[WORK TO BE COMPLETED] Below are the records. Count the lines containing the string "kind", and reply with the number alone.
>> START
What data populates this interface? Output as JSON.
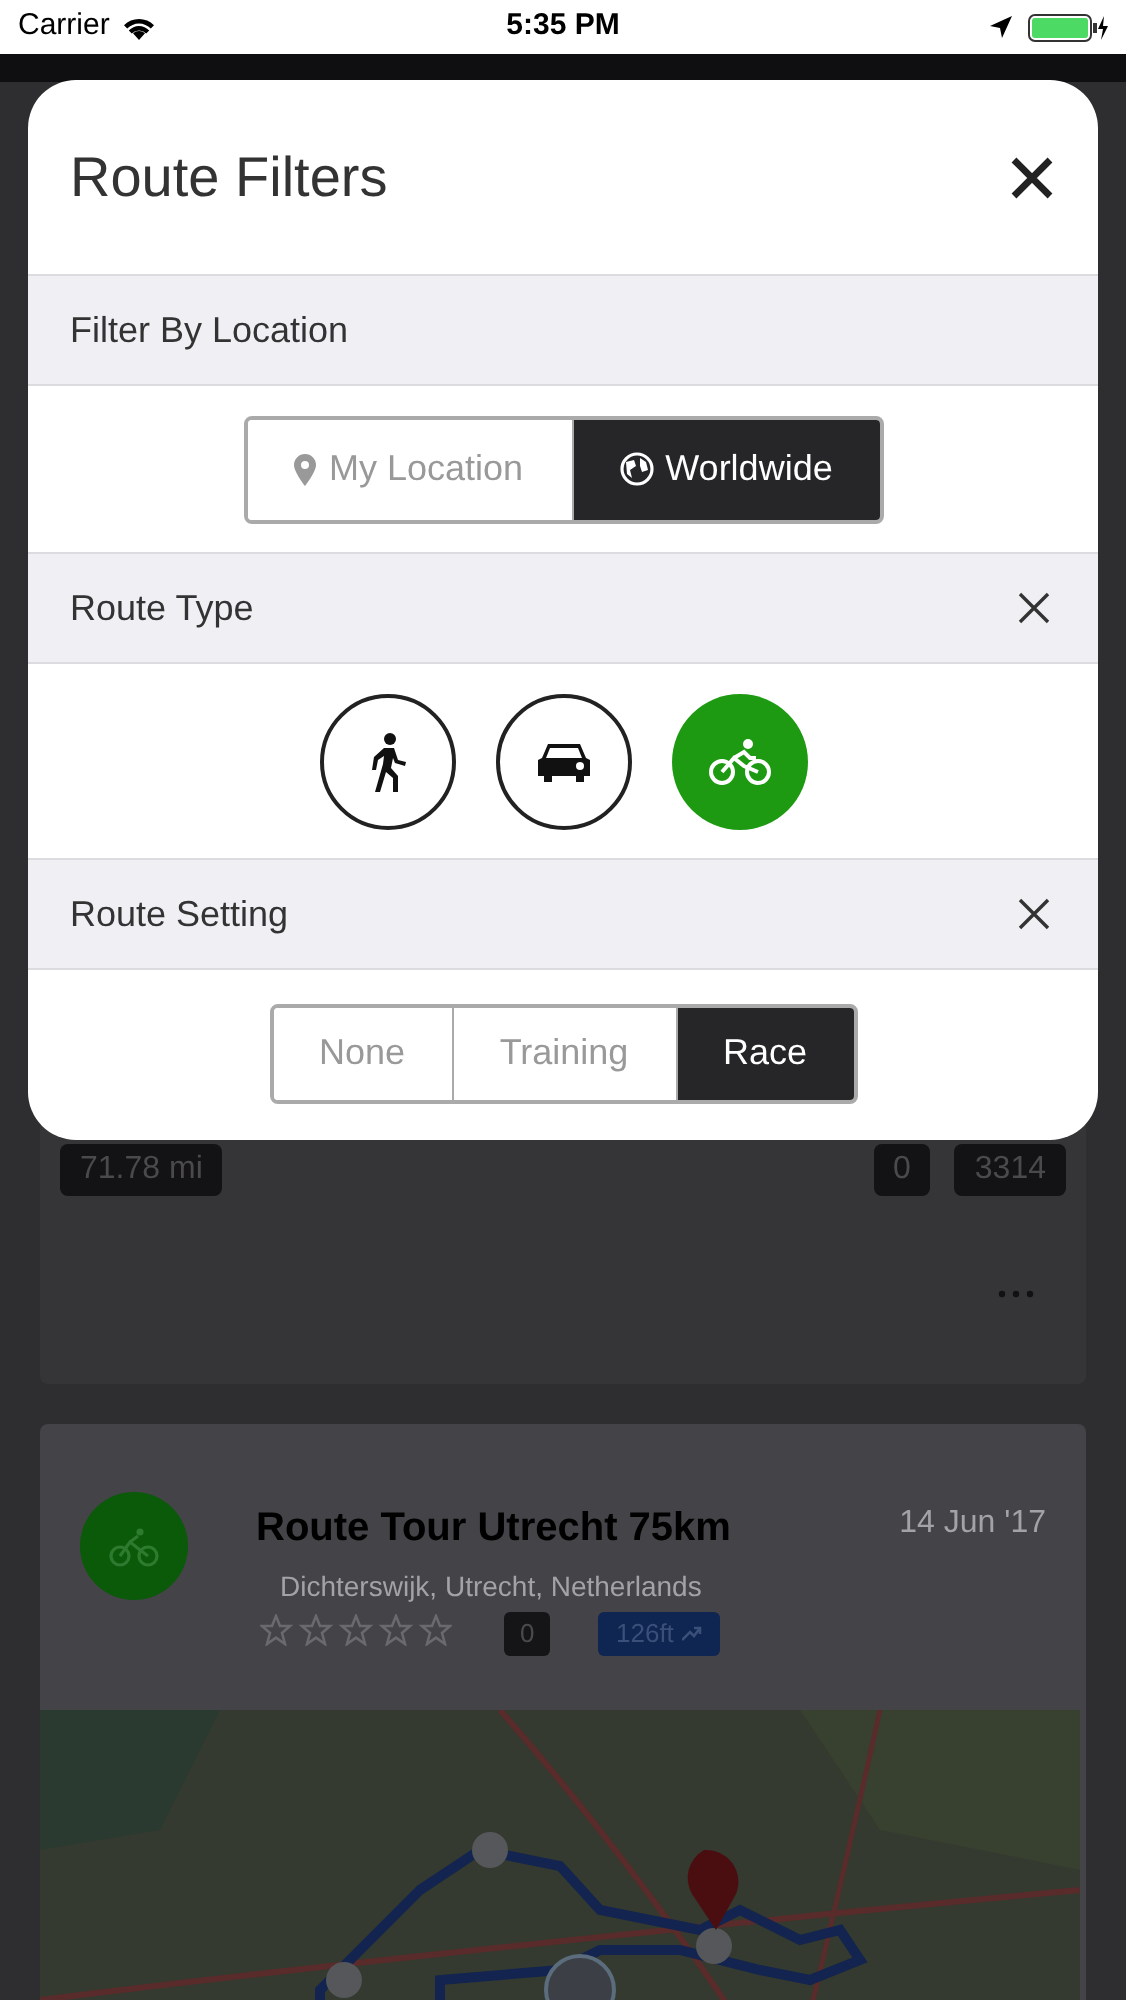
{
  "status_bar": {
    "carrier": "Carrier",
    "time": "5:35 PM"
  },
  "modal": {
    "title": "Route Filters",
    "sections": [
      {
        "title": "Filter By Location",
        "clearable": false,
        "kind": "segments",
        "options": [
          {
            "label": "My Location",
            "kind": "pin",
            "selected": false
          },
          {
            "label": "Worldwide",
            "kind": "globe",
            "selected": true
          }
        ]
      },
      {
        "title": "Route Type",
        "clearable": true,
        "kind": "circles",
        "options": [
          {
            "kind": "walk",
            "selected": false
          },
          {
            "kind": "car",
            "selected": false
          },
          {
            "kind": "bike",
            "selected": true
          }
        ]
      },
      {
        "title": "Route Setting",
        "clearable": true,
        "kind": "segments",
        "options": [
          {
            "label": "None",
            "kind": "text",
            "selected": false
          },
          {
            "label": "Training",
            "kind": "text",
            "selected": false
          },
          {
            "label": "Race",
            "kind": "text",
            "selected": true
          }
        ]
      }
    ]
  },
  "routes": [
    {
      "distance": "71.78 mi",
      "comments": "0",
      "views": "3314"
    },
    {
      "title": "Route Tour Utrecht 75km",
      "date": "14 Jun '17",
      "location": "Dichterswijk, Utrecht, Netherlands",
      "stars": 0,
      "rating_count": "0",
      "elevation": "126ft"
    }
  ]
}
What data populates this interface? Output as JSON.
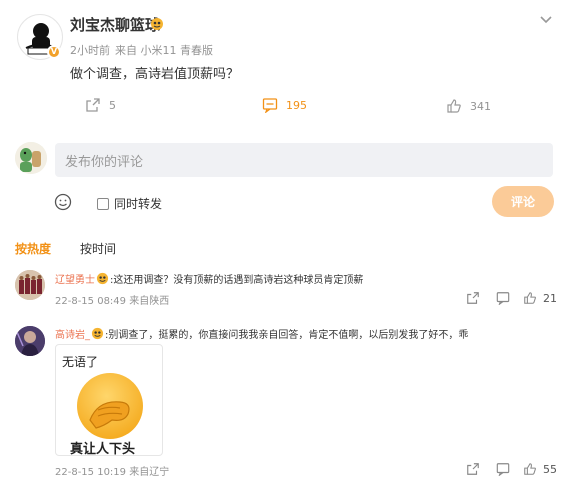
{
  "post": {
    "author": "刘宝杰聊篮球",
    "verified_badge": "V",
    "time": "2小时前",
    "source": "来自 小米11 青春版",
    "text": "做个调查，高诗岩值顶薪吗？",
    "reposts": "5",
    "comments": "195",
    "likes": "341"
  },
  "composer": {
    "placeholder": "发布你的评论",
    "also_repost_label": "同时转发",
    "submit_label": "评论"
  },
  "sort_tabs": {
    "hot": "按热度",
    "time": "按时间"
  },
  "comments": [
    {
      "user": "辽望勇士",
      "text": ":这还用调查？没有顶薪的话遇到高诗岩这种球员肯定顶薪",
      "time": "22-8-15 08:49",
      "location": "来自陕西",
      "likes": "21"
    },
    {
      "user": "高诗岩_",
      "text": ":别调查了，挺累的，你直接问我我亲自回答，肯定不值啊，以后别发我了好不，乖",
      "time": "22-8-15 10:19",
      "location": "来自辽宁",
      "likes": "55",
      "sticker": {
        "top_text": "无语了",
        "bottom_text": "真让人下头"
      }
    }
  ],
  "colors": {
    "accent_orange": "#f29116",
    "username": "#eb7350",
    "submit_disabled": "#fbcb98",
    "input_bg": "#f0f1f4"
  },
  "icons": {
    "more": "chevron-down-icon",
    "repost": "repost-icon",
    "comment": "comment-icon",
    "like": "thumbs-up-icon",
    "emoji": "emoji-icon"
  }
}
>> END
[RESULT BELOW] 11